▶ Work instructions: Extract all of the entries and set them down verbatim.
##### Dataset excerpts #####
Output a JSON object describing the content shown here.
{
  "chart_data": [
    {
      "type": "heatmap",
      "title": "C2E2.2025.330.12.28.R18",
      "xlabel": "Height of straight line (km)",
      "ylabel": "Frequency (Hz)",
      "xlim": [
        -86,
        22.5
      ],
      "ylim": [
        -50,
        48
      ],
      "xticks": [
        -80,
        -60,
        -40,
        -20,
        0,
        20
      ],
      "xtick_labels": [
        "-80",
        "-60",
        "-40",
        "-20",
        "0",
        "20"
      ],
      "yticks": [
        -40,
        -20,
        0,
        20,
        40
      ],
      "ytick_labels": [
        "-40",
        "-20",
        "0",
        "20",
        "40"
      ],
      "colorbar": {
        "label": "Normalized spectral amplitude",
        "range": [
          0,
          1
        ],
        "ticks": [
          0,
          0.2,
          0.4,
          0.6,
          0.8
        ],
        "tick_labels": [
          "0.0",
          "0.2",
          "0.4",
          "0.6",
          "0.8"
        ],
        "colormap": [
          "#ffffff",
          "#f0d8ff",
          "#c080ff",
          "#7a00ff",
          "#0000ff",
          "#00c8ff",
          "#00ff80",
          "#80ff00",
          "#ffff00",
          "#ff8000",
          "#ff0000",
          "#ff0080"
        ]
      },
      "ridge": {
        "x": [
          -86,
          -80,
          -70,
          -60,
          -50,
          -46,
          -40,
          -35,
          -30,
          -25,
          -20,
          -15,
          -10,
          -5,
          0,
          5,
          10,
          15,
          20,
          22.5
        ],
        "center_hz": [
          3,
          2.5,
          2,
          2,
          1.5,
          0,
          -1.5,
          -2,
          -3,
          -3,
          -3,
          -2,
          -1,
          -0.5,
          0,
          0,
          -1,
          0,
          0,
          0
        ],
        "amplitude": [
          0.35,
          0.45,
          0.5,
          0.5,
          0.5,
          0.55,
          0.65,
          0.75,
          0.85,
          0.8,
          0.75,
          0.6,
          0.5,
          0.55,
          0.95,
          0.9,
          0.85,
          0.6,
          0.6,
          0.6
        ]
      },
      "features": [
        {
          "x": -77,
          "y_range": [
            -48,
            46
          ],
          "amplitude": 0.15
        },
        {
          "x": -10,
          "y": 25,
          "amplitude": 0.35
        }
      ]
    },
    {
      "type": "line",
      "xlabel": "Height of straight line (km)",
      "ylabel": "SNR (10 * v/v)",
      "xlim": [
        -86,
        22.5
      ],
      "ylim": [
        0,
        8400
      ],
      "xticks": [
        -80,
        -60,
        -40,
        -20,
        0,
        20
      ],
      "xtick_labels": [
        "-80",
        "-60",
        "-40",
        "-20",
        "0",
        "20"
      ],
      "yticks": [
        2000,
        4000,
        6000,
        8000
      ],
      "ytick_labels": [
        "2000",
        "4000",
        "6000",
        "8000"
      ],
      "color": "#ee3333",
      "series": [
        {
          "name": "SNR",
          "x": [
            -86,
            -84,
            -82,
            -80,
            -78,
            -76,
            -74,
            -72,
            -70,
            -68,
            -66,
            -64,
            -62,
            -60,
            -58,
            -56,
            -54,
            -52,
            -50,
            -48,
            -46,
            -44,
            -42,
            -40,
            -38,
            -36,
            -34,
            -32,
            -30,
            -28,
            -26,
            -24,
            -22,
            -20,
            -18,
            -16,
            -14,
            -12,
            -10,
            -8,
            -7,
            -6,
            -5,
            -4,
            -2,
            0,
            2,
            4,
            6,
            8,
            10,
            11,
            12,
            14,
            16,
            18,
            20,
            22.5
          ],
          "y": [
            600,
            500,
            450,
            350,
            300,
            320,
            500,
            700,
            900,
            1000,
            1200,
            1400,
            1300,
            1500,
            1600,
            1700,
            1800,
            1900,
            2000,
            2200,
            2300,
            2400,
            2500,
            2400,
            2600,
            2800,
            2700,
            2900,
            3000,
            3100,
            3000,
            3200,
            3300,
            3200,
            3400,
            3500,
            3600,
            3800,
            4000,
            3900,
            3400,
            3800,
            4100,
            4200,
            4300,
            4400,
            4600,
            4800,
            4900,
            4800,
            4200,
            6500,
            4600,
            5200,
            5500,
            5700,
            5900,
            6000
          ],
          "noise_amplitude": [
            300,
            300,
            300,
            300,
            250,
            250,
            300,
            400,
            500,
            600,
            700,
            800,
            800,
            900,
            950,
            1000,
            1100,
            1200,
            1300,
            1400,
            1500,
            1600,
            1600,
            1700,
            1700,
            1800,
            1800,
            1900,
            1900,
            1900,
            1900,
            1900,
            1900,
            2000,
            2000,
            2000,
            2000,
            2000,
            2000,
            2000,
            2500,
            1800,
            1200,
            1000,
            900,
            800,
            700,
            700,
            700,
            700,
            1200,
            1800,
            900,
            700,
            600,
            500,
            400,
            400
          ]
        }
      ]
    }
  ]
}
#####
▶ Worked answer:
Output a JSON object describing the content shown here.
{
  "chart_data": [
    {
      "type": "heatmap",
      "title": "C2E2.2025.330.12.28.R18",
      "xlabel": "Height of straight line (km)",
      "ylabel": "Frequency (Hz)",
      "xlim": [
        -86,
        22.5
      ],
      "ylim": [
        -50,
        48
      ],
      "xticks": [
        -80,
        -60,
        -40,
        -20,
        0,
        20
      ],
      "xtick_labels": [
        "-80",
        "-60",
        "-40",
        "-20",
        "0",
        "20"
      ],
      "yticks": [
        -40,
        -20,
        0,
        20,
        40
      ],
      "ytick_labels": [
        "-40",
        "-20",
        "0",
        "20",
        "40"
      ],
      "colorbar": {
        "label": "Normalized spectral amplitude",
        "range": [
          0,
          1
        ],
        "ticks": [
          0,
          0.2,
          0.4,
          0.6,
          0.8
        ],
        "tick_labels": [
          "0.0",
          "0.2",
          "0.4",
          "0.6",
          "0.8"
        ],
        "colormap": [
          "#ffffff",
          "#f0d8ff",
          "#c080ff",
          "#7a00ff",
          "#0000ff",
          "#00c8ff",
          "#00ff80",
          "#80ff00",
          "#ffff00",
          "#ff8000",
          "#ff0000",
          "#ff0080"
        ]
      },
      "ridge": {
        "x": [
          -86,
          -80,
          -70,
          -60,
          -50,
          -46,
          -40,
          -35,
          -30,
          -25,
          -20,
          -15,
          -10,
          -5,
          0,
          5,
          10,
          15,
          20,
          22.5
        ],
        "center_hz": [
          3,
          2.5,
          2,
          2,
          1.5,
          0,
          -1.5,
          -2,
          -3,
          -3,
          -3,
          -2,
          -1,
          -0.5,
          0,
          0,
          -1,
          0,
          0,
          0
        ],
        "amplitude": [
          0.35,
          0.45,
          0.5,
          0.5,
          0.5,
          0.55,
          0.65,
          0.75,
          0.85,
          0.8,
          0.75,
          0.6,
          0.5,
          0.55,
          0.95,
          0.9,
          0.85,
          0.6,
          0.6,
          0.6
        ]
      },
      "features": [
        {
          "x": -77,
          "y_range": [
            -48,
            46
          ],
          "amplitude": 0.15
        },
        {
          "x": -10,
          "y": 25,
          "amplitude": 0.35
        }
      ]
    },
    {
      "type": "line",
      "xlabel": "Height of straight line (km)",
      "ylabel": "SNR (10 * v/v)",
      "xlim": [
        -86,
        22.5
      ],
      "ylim": [
        0,
        8400
      ],
      "xticks": [
        -80,
        -60,
        -40,
        -20,
        0,
        20
      ],
      "xtick_labels": [
        "-80",
        "-60",
        "-40",
        "-20",
        "0",
        "20"
      ],
      "yticks": [
        2000,
        4000,
        6000,
        8000
      ],
      "ytick_labels": [
        "2000",
        "4000",
        "6000",
        "8000"
      ],
      "color": "#ee3333",
      "series": [
        {
          "name": "SNR",
          "x": [
            -86,
            -84,
            -82,
            -80,
            -78,
            -76,
            -74,
            -72,
            -70,
            -68,
            -66,
            -64,
            -62,
            -60,
            -58,
            -56,
            -54,
            -52,
            -50,
            -48,
            -46,
            -44,
            -42,
            -40,
            -38,
            -36,
            -34,
            -32,
            -30,
            -28,
            -26,
            -24,
            -22,
            -20,
            -18,
            -16,
            -14,
            -12,
            -10,
            -8,
            -7,
            -6,
            -5,
            -4,
            -2,
            0,
            2,
            4,
            6,
            8,
            10,
            11,
            12,
            14,
            16,
            18,
            20,
            22.5
          ],
          "y": [
            600,
            500,
            450,
            350,
            300,
            320,
            500,
            700,
            900,
            1000,
            1200,
            1400,
            1300,
            1500,
            1600,
            1700,
            1800,
            1900,
            2000,
            2200,
            2300,
            2400,
            2500,
            2400,
            2600,
            2800,
            2700,
            2900,
            3000,
            3100,
            3000,
            3200,
            3300,
            3200,
            3400,
            3500,
            3600,
            3800,
            4000,
            3900,
            3400,
            3800,
            4100,
            4200,
            4300,
            4400,
            4600,
            4800,
            4900,
            4800,
            4200,
            6500,
            4600,
            5200,
            5500,
            5700,
            5900,
            6000
          ],
          "noise_amplitude": [
            300,
            300,
            300,
            300,
            250,
            250,
            300,
            400,
            500,
            600,
            700,
            800,
            800,
            900,
            950,
            1000,
            1100,
            1200,
            1300,
            1400,
            1500,
            1600,
            1600,
            1700,
            1700,
            1800,
            1800,
            1900,
            1900,
            1900,
            1900,
            1900,
            1900,
            2000,
            2000,
            2000,
            2000,
            2000,
            2000,
            2000,
            2500,
            1800,
            1200,
            1000,
            900,
            800,
            700,
            700,
            700,
            700,
            1200,
            1800,
            900,
            700,
            600,
            500,
            400,
            400
          ]
        }
      ]
    }
  ]
}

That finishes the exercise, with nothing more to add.